▸ **SET PROBLEM**:
What is the number of lines in the data holding the word "scatter"? Give that number by itself.

▸ **PROVIDED ENTRIES**:
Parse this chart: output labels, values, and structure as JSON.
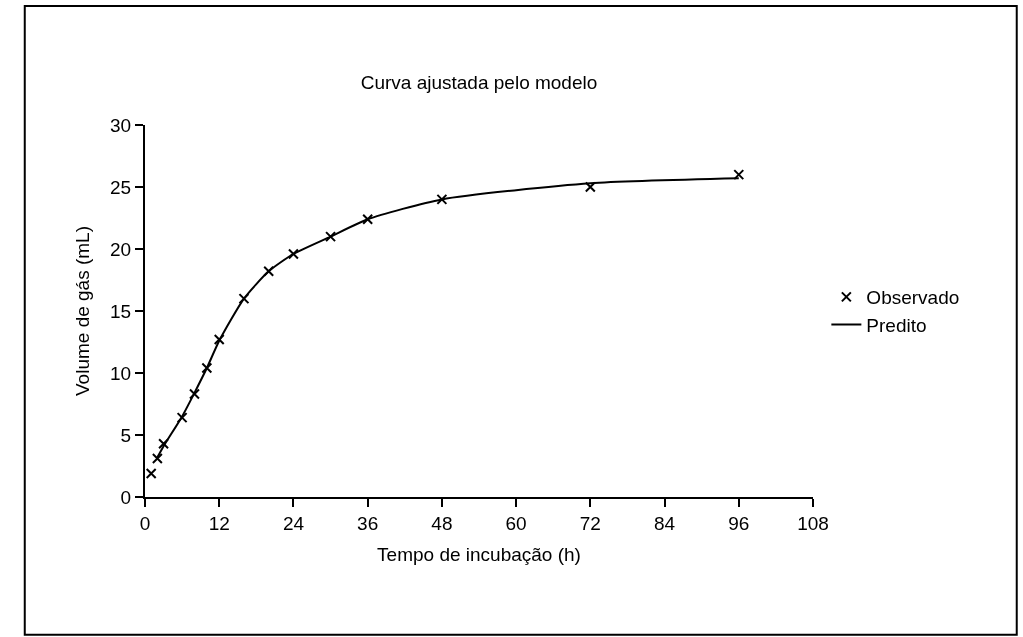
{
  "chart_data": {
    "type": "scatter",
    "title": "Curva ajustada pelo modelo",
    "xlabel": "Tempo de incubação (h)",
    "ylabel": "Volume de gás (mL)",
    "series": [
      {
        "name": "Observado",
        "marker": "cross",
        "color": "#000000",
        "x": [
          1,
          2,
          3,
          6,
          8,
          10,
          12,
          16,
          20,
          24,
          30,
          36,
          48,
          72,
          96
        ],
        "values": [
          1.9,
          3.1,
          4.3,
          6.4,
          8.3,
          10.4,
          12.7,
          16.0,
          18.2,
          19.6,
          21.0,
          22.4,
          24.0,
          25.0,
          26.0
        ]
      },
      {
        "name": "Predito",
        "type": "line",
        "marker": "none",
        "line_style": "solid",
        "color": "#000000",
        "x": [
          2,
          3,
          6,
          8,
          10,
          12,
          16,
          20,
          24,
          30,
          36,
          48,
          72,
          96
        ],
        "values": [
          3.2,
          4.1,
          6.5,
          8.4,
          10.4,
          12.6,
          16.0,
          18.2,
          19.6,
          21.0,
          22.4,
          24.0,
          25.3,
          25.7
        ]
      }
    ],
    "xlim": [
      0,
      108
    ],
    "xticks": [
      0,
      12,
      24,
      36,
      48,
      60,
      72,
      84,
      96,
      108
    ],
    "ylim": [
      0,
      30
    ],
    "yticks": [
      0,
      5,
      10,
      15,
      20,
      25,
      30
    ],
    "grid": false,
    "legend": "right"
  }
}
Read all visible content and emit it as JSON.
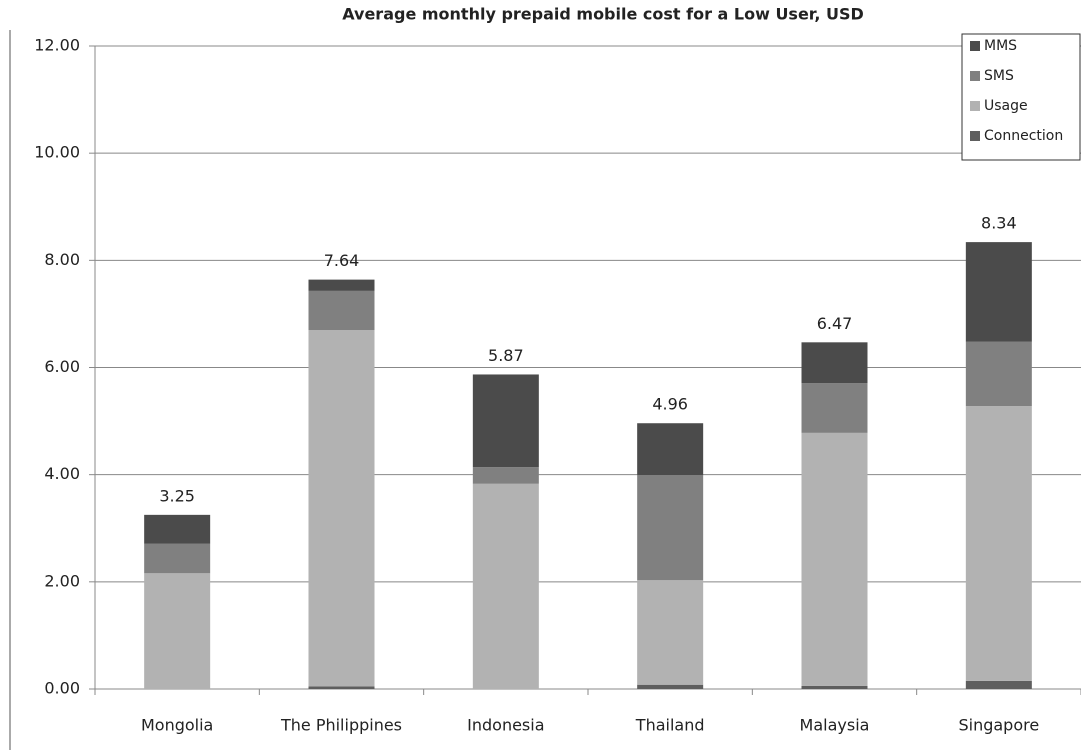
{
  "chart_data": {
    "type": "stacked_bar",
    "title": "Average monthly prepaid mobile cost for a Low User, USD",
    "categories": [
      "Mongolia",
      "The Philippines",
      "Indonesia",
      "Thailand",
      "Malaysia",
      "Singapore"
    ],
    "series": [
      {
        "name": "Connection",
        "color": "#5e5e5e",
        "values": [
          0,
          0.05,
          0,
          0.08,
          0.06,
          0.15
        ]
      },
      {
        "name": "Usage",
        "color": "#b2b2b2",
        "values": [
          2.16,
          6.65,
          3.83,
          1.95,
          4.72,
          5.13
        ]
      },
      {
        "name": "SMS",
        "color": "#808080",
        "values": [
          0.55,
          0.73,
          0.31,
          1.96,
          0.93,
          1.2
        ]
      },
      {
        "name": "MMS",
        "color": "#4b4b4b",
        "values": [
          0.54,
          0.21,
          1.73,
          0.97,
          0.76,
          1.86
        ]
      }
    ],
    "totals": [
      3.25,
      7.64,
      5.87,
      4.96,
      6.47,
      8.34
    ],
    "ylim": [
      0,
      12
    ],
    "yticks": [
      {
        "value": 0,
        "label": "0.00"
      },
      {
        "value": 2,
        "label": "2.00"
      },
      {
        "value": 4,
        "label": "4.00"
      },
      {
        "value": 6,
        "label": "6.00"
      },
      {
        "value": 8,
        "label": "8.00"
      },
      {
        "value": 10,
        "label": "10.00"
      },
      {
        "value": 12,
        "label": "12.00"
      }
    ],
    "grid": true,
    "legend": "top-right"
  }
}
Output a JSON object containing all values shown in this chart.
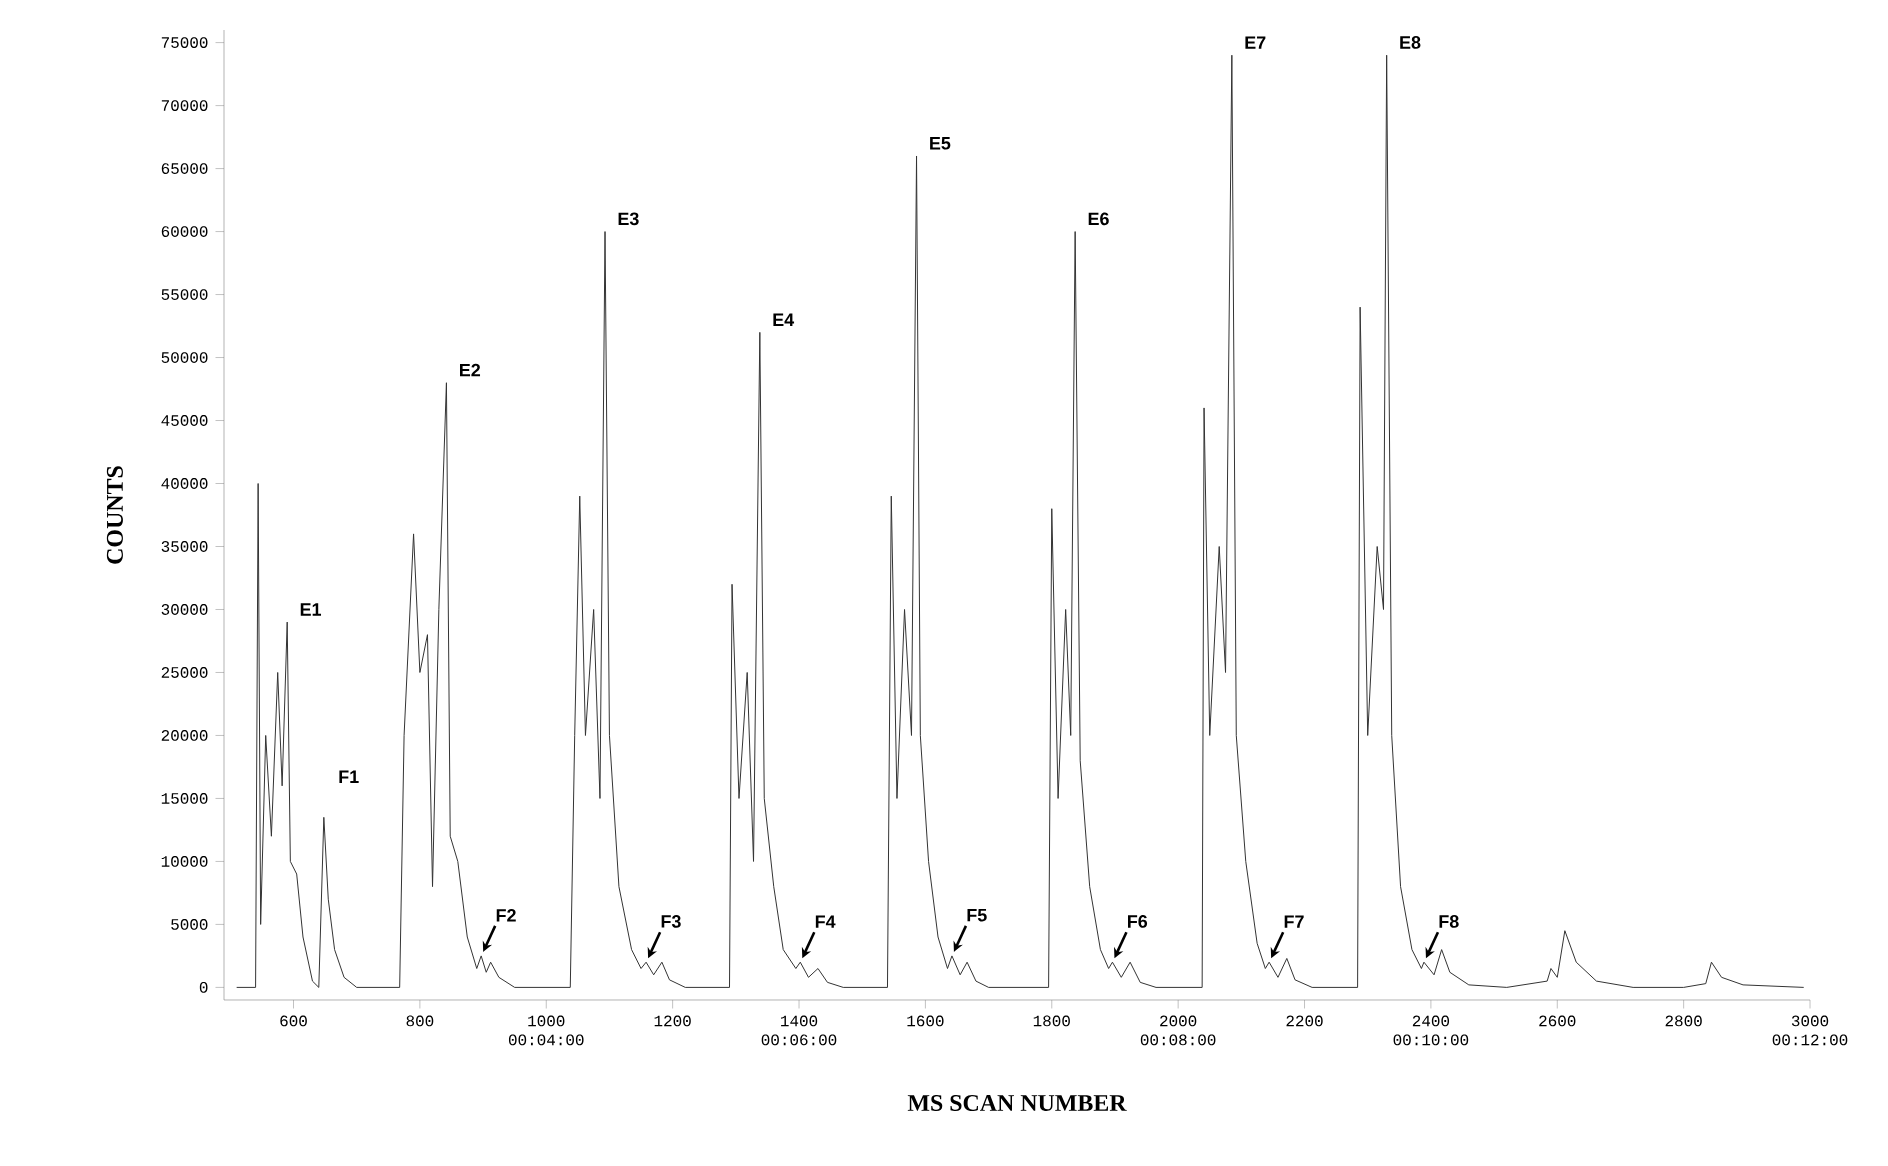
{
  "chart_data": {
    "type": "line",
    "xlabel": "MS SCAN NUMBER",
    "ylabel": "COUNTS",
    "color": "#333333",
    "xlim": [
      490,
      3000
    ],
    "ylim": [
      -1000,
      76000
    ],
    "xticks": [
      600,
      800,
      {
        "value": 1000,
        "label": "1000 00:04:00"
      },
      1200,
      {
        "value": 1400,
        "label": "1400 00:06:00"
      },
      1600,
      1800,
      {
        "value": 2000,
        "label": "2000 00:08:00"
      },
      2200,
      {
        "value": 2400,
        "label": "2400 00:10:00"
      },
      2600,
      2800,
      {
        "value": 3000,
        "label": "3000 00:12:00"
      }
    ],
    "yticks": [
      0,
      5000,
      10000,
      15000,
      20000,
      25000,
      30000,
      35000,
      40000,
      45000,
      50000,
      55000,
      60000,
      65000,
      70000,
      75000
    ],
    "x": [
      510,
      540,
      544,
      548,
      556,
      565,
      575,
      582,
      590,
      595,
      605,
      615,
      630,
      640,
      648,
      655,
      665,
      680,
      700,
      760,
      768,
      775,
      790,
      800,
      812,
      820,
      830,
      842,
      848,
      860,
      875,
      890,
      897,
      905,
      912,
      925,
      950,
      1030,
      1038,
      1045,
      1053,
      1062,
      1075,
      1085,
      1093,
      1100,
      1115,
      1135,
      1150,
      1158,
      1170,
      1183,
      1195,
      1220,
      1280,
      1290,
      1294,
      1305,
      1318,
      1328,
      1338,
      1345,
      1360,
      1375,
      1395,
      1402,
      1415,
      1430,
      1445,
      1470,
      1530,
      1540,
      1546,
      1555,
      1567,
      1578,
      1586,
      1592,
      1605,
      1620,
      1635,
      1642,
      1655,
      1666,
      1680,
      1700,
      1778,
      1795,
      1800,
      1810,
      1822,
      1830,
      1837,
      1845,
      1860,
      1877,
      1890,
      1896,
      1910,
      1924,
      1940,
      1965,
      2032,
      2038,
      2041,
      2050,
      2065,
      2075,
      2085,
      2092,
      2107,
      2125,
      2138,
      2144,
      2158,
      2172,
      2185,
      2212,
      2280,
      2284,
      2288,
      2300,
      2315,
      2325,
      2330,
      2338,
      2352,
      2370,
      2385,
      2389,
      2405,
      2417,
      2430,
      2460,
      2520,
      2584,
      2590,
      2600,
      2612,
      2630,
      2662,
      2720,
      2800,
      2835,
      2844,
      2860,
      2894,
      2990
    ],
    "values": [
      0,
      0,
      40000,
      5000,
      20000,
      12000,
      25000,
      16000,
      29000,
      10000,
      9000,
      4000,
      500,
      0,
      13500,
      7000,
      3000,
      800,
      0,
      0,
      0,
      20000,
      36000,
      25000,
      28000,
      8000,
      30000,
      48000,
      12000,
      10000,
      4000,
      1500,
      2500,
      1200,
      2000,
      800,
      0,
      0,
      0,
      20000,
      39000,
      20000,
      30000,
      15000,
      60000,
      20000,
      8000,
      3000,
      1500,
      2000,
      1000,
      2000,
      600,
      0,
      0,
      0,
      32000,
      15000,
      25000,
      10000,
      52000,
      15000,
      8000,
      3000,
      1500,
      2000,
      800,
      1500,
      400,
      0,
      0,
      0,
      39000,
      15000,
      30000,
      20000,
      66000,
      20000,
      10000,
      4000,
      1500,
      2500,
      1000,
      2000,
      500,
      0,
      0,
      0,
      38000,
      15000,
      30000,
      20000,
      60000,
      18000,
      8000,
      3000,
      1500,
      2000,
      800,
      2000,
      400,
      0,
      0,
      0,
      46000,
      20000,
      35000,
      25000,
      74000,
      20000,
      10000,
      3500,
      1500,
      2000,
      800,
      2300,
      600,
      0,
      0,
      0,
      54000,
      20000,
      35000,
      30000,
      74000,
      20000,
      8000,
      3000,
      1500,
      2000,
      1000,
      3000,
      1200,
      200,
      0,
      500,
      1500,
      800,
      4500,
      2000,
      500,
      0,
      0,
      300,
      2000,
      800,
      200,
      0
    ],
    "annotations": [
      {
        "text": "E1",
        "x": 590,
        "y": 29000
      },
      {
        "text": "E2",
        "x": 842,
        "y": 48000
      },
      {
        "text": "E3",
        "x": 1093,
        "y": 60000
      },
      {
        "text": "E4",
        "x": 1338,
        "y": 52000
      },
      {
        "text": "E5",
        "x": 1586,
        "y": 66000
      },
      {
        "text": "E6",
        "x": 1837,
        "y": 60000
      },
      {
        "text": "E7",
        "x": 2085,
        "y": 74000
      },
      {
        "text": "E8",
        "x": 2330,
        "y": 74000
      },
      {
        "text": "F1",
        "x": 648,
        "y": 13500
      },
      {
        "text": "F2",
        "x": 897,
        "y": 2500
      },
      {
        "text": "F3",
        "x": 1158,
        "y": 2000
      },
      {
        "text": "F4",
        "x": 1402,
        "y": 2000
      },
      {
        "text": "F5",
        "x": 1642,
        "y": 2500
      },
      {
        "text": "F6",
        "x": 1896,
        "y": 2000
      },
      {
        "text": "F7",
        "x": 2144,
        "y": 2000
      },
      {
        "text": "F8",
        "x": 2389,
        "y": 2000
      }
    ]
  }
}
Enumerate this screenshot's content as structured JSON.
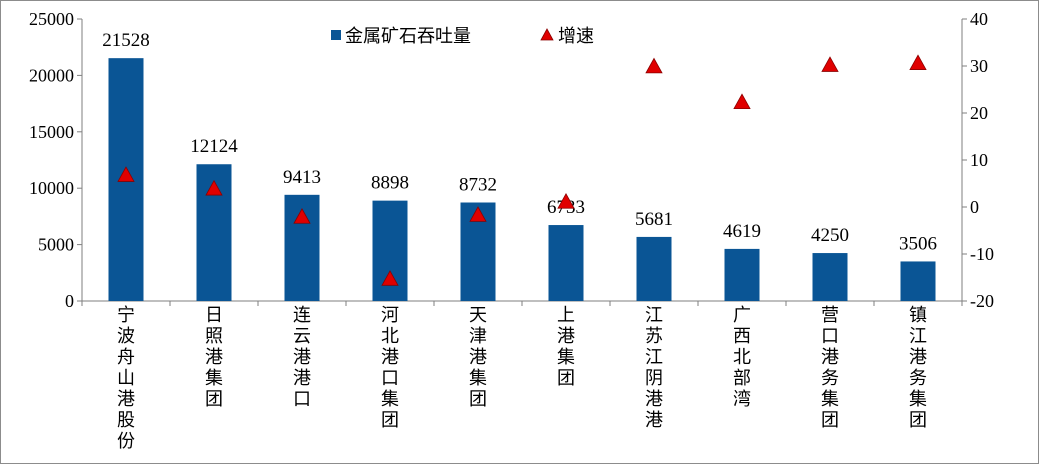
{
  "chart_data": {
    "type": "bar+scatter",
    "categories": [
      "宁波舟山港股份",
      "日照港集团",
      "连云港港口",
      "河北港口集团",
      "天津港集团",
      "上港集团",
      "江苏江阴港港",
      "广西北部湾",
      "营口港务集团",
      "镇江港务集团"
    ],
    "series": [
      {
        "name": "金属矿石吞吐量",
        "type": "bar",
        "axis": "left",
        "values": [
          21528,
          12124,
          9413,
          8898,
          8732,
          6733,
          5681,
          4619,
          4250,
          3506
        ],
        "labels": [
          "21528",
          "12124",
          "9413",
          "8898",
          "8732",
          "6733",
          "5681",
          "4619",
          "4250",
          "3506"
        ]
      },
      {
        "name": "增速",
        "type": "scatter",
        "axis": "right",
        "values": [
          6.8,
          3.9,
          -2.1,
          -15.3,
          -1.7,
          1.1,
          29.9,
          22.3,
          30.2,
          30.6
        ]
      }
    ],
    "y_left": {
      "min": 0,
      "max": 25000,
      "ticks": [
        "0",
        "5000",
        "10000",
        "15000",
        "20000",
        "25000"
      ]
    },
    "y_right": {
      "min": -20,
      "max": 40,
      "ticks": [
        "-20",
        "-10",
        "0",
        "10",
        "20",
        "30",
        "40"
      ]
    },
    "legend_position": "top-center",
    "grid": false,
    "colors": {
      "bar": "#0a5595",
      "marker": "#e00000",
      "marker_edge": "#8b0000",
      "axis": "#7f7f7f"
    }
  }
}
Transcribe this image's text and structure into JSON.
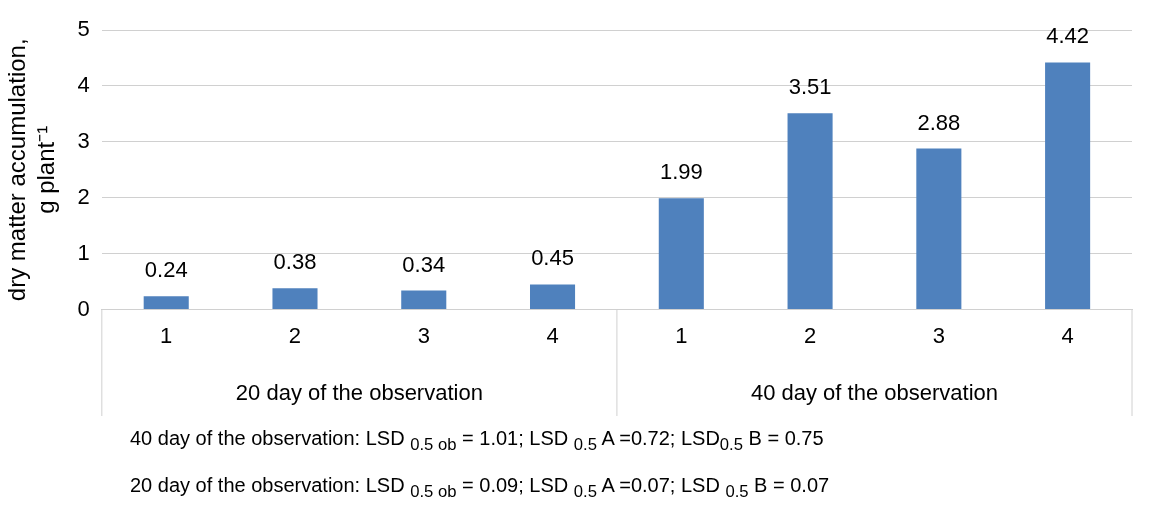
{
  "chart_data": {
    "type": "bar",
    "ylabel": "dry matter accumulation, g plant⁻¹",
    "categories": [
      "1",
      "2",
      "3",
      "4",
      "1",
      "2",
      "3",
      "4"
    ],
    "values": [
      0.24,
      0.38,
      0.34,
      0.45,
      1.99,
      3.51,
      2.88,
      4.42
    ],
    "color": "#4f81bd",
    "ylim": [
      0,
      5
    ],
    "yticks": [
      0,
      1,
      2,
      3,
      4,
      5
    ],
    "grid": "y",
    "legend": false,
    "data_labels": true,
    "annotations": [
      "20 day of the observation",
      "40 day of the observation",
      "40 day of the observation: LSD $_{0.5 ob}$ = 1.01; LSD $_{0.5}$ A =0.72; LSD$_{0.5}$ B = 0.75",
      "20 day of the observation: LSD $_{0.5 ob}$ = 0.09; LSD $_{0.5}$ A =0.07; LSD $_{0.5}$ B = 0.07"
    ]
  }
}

▸ **OUTPUT FOR THIS TASK**:
3